--- START Record list ---
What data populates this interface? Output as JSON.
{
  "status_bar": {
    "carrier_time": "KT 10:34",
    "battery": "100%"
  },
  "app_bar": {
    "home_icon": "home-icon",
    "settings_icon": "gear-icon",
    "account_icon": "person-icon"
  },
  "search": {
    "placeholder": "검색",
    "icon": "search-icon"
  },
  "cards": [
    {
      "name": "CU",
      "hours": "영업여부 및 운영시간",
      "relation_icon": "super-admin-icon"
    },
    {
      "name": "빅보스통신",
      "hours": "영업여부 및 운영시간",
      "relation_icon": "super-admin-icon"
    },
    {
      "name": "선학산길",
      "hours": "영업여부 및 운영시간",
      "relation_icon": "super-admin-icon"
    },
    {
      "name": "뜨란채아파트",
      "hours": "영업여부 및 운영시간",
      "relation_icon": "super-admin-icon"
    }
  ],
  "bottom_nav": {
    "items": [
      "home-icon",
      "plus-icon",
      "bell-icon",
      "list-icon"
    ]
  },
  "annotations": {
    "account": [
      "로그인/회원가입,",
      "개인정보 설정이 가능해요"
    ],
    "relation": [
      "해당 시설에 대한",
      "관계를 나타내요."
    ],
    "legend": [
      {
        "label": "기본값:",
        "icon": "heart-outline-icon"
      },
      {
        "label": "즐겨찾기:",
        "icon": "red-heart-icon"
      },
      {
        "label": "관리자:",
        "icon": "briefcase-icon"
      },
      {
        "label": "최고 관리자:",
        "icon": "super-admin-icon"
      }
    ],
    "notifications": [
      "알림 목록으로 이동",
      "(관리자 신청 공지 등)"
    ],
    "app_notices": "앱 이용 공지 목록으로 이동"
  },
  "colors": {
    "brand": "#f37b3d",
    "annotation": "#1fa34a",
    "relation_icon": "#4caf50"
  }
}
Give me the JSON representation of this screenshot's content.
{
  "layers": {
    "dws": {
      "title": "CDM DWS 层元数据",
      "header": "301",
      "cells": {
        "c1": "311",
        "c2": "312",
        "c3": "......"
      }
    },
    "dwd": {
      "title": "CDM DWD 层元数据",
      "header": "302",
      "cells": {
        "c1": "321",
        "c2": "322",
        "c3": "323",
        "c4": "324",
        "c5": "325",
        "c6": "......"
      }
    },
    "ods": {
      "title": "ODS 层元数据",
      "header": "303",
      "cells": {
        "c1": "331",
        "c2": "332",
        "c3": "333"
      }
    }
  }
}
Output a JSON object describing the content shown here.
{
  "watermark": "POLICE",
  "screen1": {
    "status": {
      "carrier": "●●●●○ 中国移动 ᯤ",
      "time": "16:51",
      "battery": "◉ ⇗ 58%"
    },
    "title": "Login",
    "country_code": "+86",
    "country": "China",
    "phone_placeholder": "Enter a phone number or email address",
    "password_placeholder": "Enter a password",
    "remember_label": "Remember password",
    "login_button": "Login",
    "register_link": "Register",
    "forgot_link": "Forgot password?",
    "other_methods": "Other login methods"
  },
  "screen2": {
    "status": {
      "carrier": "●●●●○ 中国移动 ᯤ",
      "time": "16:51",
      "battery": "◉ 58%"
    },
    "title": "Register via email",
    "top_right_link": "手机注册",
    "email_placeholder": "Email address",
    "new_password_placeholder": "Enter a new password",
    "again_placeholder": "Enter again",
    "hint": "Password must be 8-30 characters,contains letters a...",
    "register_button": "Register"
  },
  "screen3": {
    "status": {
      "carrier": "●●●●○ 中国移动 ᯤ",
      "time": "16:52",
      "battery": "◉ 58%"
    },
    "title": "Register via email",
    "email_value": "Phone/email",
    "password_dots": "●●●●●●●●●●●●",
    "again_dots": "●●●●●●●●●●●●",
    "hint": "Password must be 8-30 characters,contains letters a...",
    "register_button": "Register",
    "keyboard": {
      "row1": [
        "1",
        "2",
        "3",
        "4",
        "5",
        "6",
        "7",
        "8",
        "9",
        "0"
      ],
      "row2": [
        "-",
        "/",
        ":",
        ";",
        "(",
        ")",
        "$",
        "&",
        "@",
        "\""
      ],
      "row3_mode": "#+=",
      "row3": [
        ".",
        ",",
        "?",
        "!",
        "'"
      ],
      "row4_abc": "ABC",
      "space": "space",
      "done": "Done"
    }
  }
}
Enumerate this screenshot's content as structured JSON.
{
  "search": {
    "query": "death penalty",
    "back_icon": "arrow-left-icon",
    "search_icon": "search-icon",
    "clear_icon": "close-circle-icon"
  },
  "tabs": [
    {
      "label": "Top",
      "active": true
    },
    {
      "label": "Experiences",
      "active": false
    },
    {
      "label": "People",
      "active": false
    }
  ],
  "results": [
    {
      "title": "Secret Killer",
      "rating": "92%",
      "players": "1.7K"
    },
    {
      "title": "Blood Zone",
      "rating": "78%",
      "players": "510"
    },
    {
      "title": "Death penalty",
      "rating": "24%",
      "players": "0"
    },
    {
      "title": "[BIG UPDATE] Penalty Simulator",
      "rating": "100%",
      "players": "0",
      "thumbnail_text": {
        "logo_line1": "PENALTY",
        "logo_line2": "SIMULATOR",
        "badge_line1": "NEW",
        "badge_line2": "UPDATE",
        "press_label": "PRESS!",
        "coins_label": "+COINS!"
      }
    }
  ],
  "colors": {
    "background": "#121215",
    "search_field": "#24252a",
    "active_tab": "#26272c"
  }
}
--- END Record list ---
Take every line containing the word "this" and copy it.

→ Completed task
What data populates this interface? Output as JSON.
Give me the JSON representation of this screenshot's content.
Enumerate this screenshot's content as structured JSON.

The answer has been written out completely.